→ What this task involves:
Go through the records underneath and write each one out again exactly.

-- begin Extracted material --

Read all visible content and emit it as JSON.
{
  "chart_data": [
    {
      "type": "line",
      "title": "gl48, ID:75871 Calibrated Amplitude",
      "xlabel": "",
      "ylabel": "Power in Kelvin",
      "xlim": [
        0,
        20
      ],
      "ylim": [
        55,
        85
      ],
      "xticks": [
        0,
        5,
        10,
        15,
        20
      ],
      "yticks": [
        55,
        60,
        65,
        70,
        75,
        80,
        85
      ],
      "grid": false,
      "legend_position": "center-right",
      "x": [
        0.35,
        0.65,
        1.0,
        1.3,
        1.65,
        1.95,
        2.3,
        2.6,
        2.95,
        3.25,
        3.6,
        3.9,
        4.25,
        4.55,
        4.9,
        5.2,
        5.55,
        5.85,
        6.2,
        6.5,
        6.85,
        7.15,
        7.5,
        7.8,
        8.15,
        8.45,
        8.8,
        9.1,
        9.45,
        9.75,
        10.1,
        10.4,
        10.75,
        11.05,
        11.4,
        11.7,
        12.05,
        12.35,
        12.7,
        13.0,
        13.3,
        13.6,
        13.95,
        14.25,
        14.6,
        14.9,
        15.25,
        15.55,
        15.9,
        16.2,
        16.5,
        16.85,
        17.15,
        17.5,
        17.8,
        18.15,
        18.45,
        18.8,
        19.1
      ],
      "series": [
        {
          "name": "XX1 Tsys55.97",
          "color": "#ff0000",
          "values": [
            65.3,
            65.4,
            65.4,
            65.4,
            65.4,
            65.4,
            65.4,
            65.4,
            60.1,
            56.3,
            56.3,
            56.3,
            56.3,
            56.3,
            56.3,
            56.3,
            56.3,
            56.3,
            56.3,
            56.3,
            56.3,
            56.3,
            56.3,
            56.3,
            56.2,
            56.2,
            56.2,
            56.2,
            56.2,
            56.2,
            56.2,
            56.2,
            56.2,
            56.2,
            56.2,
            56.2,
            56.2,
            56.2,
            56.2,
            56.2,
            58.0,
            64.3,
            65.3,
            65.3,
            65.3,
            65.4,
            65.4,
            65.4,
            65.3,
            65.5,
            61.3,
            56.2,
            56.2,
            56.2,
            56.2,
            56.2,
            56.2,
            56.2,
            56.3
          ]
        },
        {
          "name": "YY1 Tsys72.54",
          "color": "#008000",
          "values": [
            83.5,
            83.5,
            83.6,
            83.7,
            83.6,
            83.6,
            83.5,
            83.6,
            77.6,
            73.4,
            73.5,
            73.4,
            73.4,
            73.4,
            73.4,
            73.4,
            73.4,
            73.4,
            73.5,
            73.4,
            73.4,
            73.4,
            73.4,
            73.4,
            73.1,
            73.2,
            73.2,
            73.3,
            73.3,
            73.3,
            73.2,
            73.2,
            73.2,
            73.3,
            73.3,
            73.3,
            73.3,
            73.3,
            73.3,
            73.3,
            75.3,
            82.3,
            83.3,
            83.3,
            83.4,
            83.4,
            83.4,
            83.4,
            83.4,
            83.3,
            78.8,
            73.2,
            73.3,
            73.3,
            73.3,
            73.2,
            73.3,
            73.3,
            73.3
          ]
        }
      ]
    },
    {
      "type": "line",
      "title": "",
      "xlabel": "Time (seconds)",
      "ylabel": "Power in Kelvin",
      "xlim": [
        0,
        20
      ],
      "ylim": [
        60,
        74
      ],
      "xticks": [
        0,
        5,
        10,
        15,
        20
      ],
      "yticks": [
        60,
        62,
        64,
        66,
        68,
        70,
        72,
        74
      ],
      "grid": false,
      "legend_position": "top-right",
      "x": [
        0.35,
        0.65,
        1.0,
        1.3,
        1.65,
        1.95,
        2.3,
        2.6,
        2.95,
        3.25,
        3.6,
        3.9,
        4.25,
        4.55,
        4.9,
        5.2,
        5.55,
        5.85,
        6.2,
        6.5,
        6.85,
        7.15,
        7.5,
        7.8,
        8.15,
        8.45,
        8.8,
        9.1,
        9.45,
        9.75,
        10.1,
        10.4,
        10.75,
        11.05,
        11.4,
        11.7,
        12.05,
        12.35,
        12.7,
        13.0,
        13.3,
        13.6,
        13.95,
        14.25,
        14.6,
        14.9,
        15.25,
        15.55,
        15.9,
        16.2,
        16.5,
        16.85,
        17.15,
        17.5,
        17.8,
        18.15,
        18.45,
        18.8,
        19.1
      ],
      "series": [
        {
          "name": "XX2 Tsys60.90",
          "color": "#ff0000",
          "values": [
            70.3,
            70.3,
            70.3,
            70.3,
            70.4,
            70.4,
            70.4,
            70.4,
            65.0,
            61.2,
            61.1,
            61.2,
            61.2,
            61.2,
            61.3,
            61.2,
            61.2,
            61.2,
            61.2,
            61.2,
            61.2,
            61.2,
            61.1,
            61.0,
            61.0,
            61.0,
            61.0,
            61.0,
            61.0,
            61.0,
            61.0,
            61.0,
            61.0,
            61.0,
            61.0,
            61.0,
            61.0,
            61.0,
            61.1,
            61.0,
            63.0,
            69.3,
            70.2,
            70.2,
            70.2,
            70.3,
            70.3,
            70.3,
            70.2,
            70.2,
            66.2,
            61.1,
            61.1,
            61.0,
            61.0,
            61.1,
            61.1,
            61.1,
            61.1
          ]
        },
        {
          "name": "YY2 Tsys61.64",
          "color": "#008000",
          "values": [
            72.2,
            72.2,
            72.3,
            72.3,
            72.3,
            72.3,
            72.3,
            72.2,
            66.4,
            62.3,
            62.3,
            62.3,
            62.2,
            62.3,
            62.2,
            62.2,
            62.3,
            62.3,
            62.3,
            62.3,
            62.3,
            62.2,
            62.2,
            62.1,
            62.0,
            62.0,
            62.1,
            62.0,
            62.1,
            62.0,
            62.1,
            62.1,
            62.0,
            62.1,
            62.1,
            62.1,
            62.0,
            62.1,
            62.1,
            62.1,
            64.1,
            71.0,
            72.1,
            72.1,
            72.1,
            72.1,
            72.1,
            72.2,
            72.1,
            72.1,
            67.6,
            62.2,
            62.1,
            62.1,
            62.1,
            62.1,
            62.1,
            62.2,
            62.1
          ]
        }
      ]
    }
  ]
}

-- end Extracted material --

→ Completed task:
Read all visible content and emit it as JSON.
{
  "chart_data": [
    {
      "type": "line",
      "title": "gl48, ID:75871 Calibrated Amplitude",
      "xlabel": "",
      "ylabel": "Power in Kelvin",
      "xlim": [
        0,
        20
      ],
      "ylim": [
        55,
        85
      ],
      "xticks": [
        0,
        5,
        10,
        15,
        20
      ],
      "yticks": [
        55,
        60,
        65,
        70,
        75,
        80,
        85
      ],
      "grid": false,
      "legend_position": "center-right",
      "x": [
        0.35,
        0.65,
        1.0,
        1.3,
        1.65,
        1.95,
        2.3,
        2.6,
        2.95,
        3.25,
        3.6,
        3.9,
        4.25,
        4.55,
        4.9,
        5.2,
        5.55,
        5.85,
        6.2,
        6.5,
        6.85,
        7.15,
        7.5,
        7.8,
        8.15,
        8.45,
        8.8,
        9.1,
        9.45,
        9.75,
        10.1,
        10.4,
        10.75,
        11.05,
        11.4,
        11.7,
        12.05,
        12.35,
        12.7,
        13.0,
        13.3,
        13.6,
        13.95,
        14.25,
        14.6,
        14.9,
        15.25,
        15.55,
        15.9,
        16.2,
        16.5,
        16.85,
        17.15,
        17.5,
        17.8,
        18.15,
        18.45,
        18.8,
        19.1
      ],
      "series": [
        {
          "name": "XX1 Tsys55.97",
          "color": "#ff0000",
          "values": [
            65.3,
            65.4,
            65.4,
            65.4,
            65.4,
            65.4,
            65.4,
            65.4,
            60.1,
            56.3,
            56.3,
            56.3,
            56.3,
            56.3,
            56.3,
            56.3,
            56.3,
            56.3,
            56.3,
            56.3,
            56.3,
            56.3,
            56.3,
            56.3,
            56.2,
            56.2,
            56.2,
            56.2,
            56.2,
            56.2,
            56.2,
            56.2,
            56.2,
            56.2,
            56.2,
            56.2,
            56.2,
            56.2,
            56.2,
            56.2,
            58.0,
            64.3,
            65.3,
            65.3,
            65.3,
            65.4,
            65.4,
            65.4,
            65.3,
            65.5,
            61.3,
            56.2,
            56.2,
            56.2,
            56.2,
            56.2,
            56.2,
            56.2,
            56.3
          ]
        },
        {
          "name": "YY1 Tsys72.54",
          "color": "#008000",
          "values": [
            83.5,
            83.5,
            83.6,
            83.7,
            83.6,
            83.6,
            83.5,
            83.6,
            77.6,
            73.4,
            73.5,
            73.4,
            73.4,
            73.4,
            73.4,
            73.4,
            73.4,
            73.4,
            73.5,
            73.4,
            73.4,
            73.4,
            73.4,
            73.4,
            73.1,
            73.2,
            73.2,
            73.3,
            73.3,
            73.3,
            73.2,
            73.2,
            73.2,
            73.3,
            73.3,
            73.3,
            73.3,
            73.3,
            73.3,
            73.3,
            75.3,
            82.3,
            83.3,
            83.3,
            83.4,
            83.4,
            83.4,
            83.4,
            83.4,
            83.3,
            78.8,
            73.2,
            73.3,
            73.3,
            73.3,
            73.2,
            73.3,
            73.3,
            73.3
          ]
        }
      ]
    },
    {
      "type": "line",
      "title": "",
      "xlabel": "Time (seconds)",
      "ylabel": "Power in Kelvin",
      "xlim": [
        0,
        20
      ],
      "ylim": [
        60,
        74
      ],
      "xticks": [
        0,
        5,
        10,
        15,
        20
      ],
      "yticks": [
        60,
        62,
        64,
        66,
        68,
        70,
        72,
        74
      ],
      "grid": false,
      "legend_position": "top-right",
      "x": [
        0.35,
        0.65,
        1.0,
        1.3,
        1.65,
        1.95,
        2.3,
        2.6,
        2.95,
        3.25,
        3.6,
        3.9,
        4.25,
        4.55,
        4.9,
        5.2,
        5.55,
        5.85,
        6.2,
        6.5,
        6.85,
        7.15,
        7.5,
        7.8,
        8.15,
        8.45,
        8.8,
        9.1,
        9.45,
        9.75,
        10.1,
        10.4,
        10.75,
        11.05,
        11.4,
        11.7,
        12.05,
        12.35,
        12.7,
        13.0,
        13.3,
        13.6,
        13.95,
        14.25,
        14.6,
        14.9,
        15.25,
        15.55,
        15.9,
        16.2,
        16.5,
        16.85,
        17.15,
        17.5,
        17.8,
        18.15,
        18.45,
        18.8,
        19.1
      ],
      "series": [
        {
          "name": "XX2 Tsys60.90",
          "color": "#ff0000",
          "values": [
            70.3,
            70.3,
            70.3,
            70.3,
            70.4,
            70.4,
            70.4,
            70.4,
            65.0,
            61.2,
            61.1,
            61.2,
            61.2,
            61.2,
            61.3,
            61.2,
            61.2,
            61.2,
            61.2,
            61.2,
            61.2,
            61.2,
            61.1,
            61.0,
            61.0,
            61.0,
            61.0,
            61.0,
            61.0,
            61.0,
            61.0,
            61.0,
            61.0,
            61.0,
            61.0,
            61.0,
            61.0,
            61.0,
            61.1,
            61.0,
            63.0,
            69.3,
            70.2,
            70.2,
            70.2,
            70.3,
            70.3,
            70.3,
            70.2,
            70.2,
            66.2,
            61.1,
            61.1,
            61.0,
            61.0,
            61.1,
            61.1,
            61.1,
            61.1
          ]
        },
        {
          "name": "YY2 Tsys61.64",
          "color": "#008000",
          "values": [
            72.2,
            72.2,
            72.3,
            72.3,
            72.3,
            72.3,
            72.3,
            72.2,
            66.4,
            62.3,
            62.3,
            62.3,
            62.2,
            62.3,
            62.2,
            62.2,
            62.3,
            62.3,
            62.3,
            62.3,
            62.3,
            62.2,
            62.2,
            62.1,
            62.0,
            62.0,
            62.1,
            62.0,
            62.1,
            62.0,
            62.1,
            62.1,
            62.0,
            62.1,
            62.1,
            62.1,
            62.0,
            62.1,
            62.1,
            62.1,
            64.1,
            71.0,
            72.1,
            72.1,
            72.1,
            72.1,
            72.1,
            72.2,
            72.1,
            72.1,
            67.6,
            62.2,
            62.1,
            62.1,
            62.1,
            62.1,
            62.1,
            62.2,
            62.1
          ]
        }
      ]
    }
  ]
}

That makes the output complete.